• PROVIDED DATA:
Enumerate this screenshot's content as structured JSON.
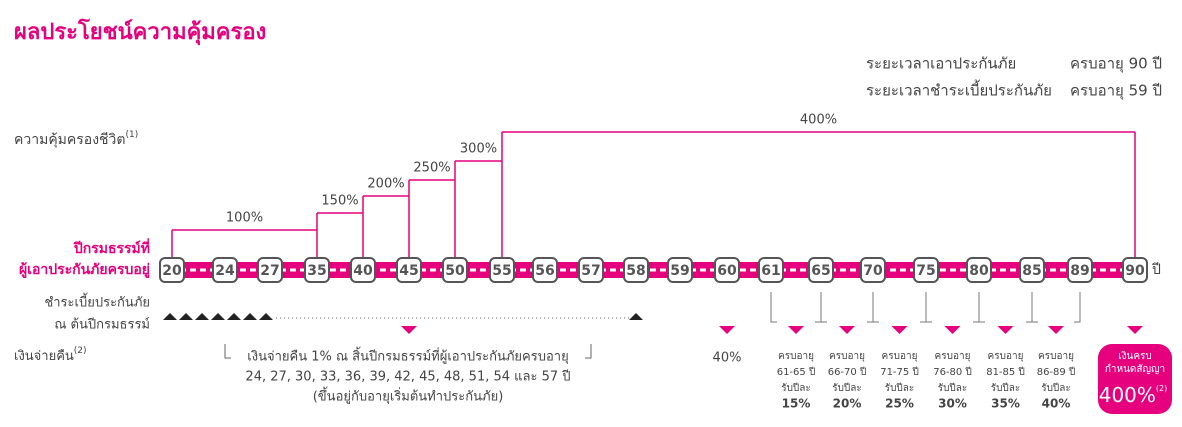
{
  "title": "ผลประโยชน์ความคุ้มครอง",
  "terms": [
    {
      "label": "ระยะเวลาเอาประกันภัย",
      "value": "ครบอายุ 90 ปี"
    },
    {
      "label": "ระยะเวลาชำระเบี้ยประกันภัย",
      "value": "ครบอายุ 59 ปี"
    }
  ],
  "coverage": {
    "label": "ความคุ้มครองชีวิต",
    "note": "(1)",
    "steps": [
      "100%",
      "150%",
      "200%",
      "250%",
      "300%",
      "400%"
    ]
  },
  "timeline": {
    "label_lines": [
      "ปีกรมธรรม์ที่",
      "ผู้เอาประกันภัยครบอยู่"
    ],
    "ages": [
      20,
      24,
      27,
      35,
      40,
      45,
      50,
      55,
      56,
      57,
      58,
      59,
      60,
      61,
      65,
      70,
      75,
      80,
      85,
      89,
      90
    ],
    "unit": "ปี"
  },
  "premium": {
    "label_lines": [
      "ชำระเบี้ยประกันภัย",
      "ณ ต้นปีกรมธรรม์"
    ]
  },
  "refund": {
    "label": "เงินจ่ายคืน",
    "note": "(2)",
    "annual_note": [
      "เงินจ่ายคืน 1% ณ สิ้นปีกรมธรรม์ที่ผู้เอาประกันภัยครบอายุ",
      "24, 27, 30, 33, 36, 39, 42, 45, 48, 51, 54 และ 57 ปี",
      "(ขึ้นอยู่กับอายุเริ่มต้นทำประกันภัย)"
    ],
    "at_60": "40%",
    "periods": [
      {
        "label": "ครบอายุ",
        "range": "61-65 ปี",
        "per_year": "รับปีละ",
        "rate": "15%"
      },
      {
        "label": "ครบอายุ",
        "range": "66-70 ปี",
        "per_year": "รับปีละ",
        "rate": "20%"
      },
      {
        "label": "ครบอายุ",
        "range": "71-75 ปี",
        "per_year": "รับปีละ",
        "rate": "25%"
      },
      {
        "label": "ครบอายุ",
        "range": "76-80 ปี",
        "per_year": "รับปีละ",
        "rate": "30%"
      },
      {
        "label": "ครบอายุ",
        "range": "81-85 ปี",
        "per_year": "รับปีละ",
        "rate": "35%"
      },
      {
        "label": "ครบอายุ",
        "range": "86-89 ปี",
        "per_year": "รับปีละ",
        "rate": "40%"
      }
    ],
    "maturity": {
      "lines": [
        "เงินครบ",
        "กำหนดสัญญา"
      ],
      "rate": "400%",
      "note": "(2)"
    }
  }
}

• INSTRUCTIONS TO FOLLOW: Copy each line above precisely, dropping the pictures.

• FINISHED EXERCISE:
Enumerate this screenshot's content as structured JSON.
{
  "title": "ผลประโยชน์ความคุ้มครอง",
  "terms": [
    {
      "label": "ระยะเวลาเอาประกันภัย",
      "value": "ครบอายุ 90 ปี"
    },
    {
      "label": "ระยะเวลาชำระเบี้ยประกันภัย",
      "value": "ครบอายุ 59 ปี"
    }
  ],
  "coverage": {
    "label": "ความคุ้มครองชีวิต",
    "note": "(1)",
    "steps": [
      "100%",
      "150%",
      "200%",
      "250%",
      "300%",
      "400%"
    ]
  },
  "timeline": {
    "label_lines": [
      "ปีกรมธรรม์ที่",
      "ผู้เอาประกันภัยครบอยู่"
    ],
    "ages": [
      20,
      24,
      27,
      35,
      40,
      45,
      50,
      55,
      56,
      57,
      58,
      59,
      60,
      61,
      65,
      70,
      75,
      80,
      85,
      89,
      90
    ],
    "unit": "ปี"
  },
  "premium": {
    "label_lines": [
      "ชำระเบี้ยประกันภัย",
      "ณ ต้นปีกรมธรรม์"
    ]
  },
  "refund": {
    "label": "เงินจ่ายคืน",
    "note": "(2)",
    "annual_note": [
      "เงินจ่ายคืน 1% ณ สิ้นปีกรมธรรม์ที่ผู้เอาประกันภัยครบอายุ",
      "24, 27, 30, 33, 36, 39, 42, 45, 48, 51, 54 และ 57 ปี",
      "(ขึ้นอยู่กับอายุเริ่มต้นทำประกันภัย)"
    ],
    "at_60": "40%",
    "periods": [
      {
        "label": "ครบอายุ",
        "range": "61-65 ปี",
        "per_year": "รับปีละ",
        "rate": "15%"
      },
      {
        "label": "ครบอายุ",
        "range": "66-70 ปี",
        "per_year": "รับปีละ",
        "rate": "20%"
      },
      {
        "label": "ครบอายุ",
        "range": "71-75 ปี",
        "per_year": "รับปีละ",
        "rate": "25%"
      },
      {
        "label": "ครบอายุ",
        "range": "76-80 ปี",
        "per_year": "รับปีละ",
        "rate": "30%"
      },
      {
        "label": "ครบอายุ",
        "range": "81-85 ปี",
        "per_year": "รับปีละ",
        "rate": "35%"
      },
      {
        "label": "ครบอายุ",
        "range": "86-89 ปี",
        "per_year": "รับปีละ",
        "rate": "40%"
      }
    ],
    "maturity": {
      "lines": [
        "เงินครบ",
        "กำหนดสัญญา"
      ],
      "rate": "400%",
      "note": "(2)"
    }
  }
}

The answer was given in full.